Records from a data collection:

- - - - -

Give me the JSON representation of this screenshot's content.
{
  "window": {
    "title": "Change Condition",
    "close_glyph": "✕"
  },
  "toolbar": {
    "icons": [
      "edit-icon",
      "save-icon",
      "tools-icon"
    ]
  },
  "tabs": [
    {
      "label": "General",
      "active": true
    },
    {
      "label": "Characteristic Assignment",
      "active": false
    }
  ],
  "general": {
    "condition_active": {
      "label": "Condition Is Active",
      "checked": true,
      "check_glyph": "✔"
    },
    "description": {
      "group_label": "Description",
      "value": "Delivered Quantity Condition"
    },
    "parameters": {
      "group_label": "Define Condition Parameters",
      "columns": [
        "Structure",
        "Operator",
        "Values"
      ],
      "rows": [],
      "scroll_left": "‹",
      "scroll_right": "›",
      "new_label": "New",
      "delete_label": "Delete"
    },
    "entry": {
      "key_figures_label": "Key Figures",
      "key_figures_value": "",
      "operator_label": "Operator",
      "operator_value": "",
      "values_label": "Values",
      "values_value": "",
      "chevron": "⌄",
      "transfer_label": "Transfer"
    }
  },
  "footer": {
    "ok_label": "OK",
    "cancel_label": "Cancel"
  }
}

- - - - -

**Exercise brief:**
Type out all of the material again, word for word.

**Task response:**
Give me the JSON representation of this screenshot's content.
{
  "window": {
    "title": "Change Condition",
    "close_glyph": "✕"
  },
  "toolbar": {
    "icons": [
      "edit-icon",
      "save-icon",
      "tools-icon"
    ]
  },
  "tabs": [
    {
      "label": "General",
      "active": true
    },
    {
      "label": "Characteristic Assignment",
      "active": false
    }
  ],
  "general": {
    "condition_active": {
      "label": "Condition Is Active",
      "checked": true,
      "check_glyph": "✔"
    },
    "description": {
      "group_label": "Description",
      "value": "Delivered Quantity Condition"
    },
    "parameters": {
      "group_label": "Define Condition Parameters",
      "columns": [
        "Structure",
        "Operator",
        "Values"
      ],
      "rows": [],
      "scroll_left": "‹",
      "scroll_right": "›",
      "new_label": "New",
      "delete_label": "Delete"
    },
    "entry": {
      "key_figures_label": "Key Figures",
      "key_figures_value": "",
      "operator_label": "Operator",
      "operator_value": "",
      "values_label": "Values",
      "values_value": "",
      "chevron": "⌄",
      "transfer_label": "Transfer"
    }
  },
  "footer": {
    "ok_label": "OK",
    "cancel_label": "Cancel"
  }
}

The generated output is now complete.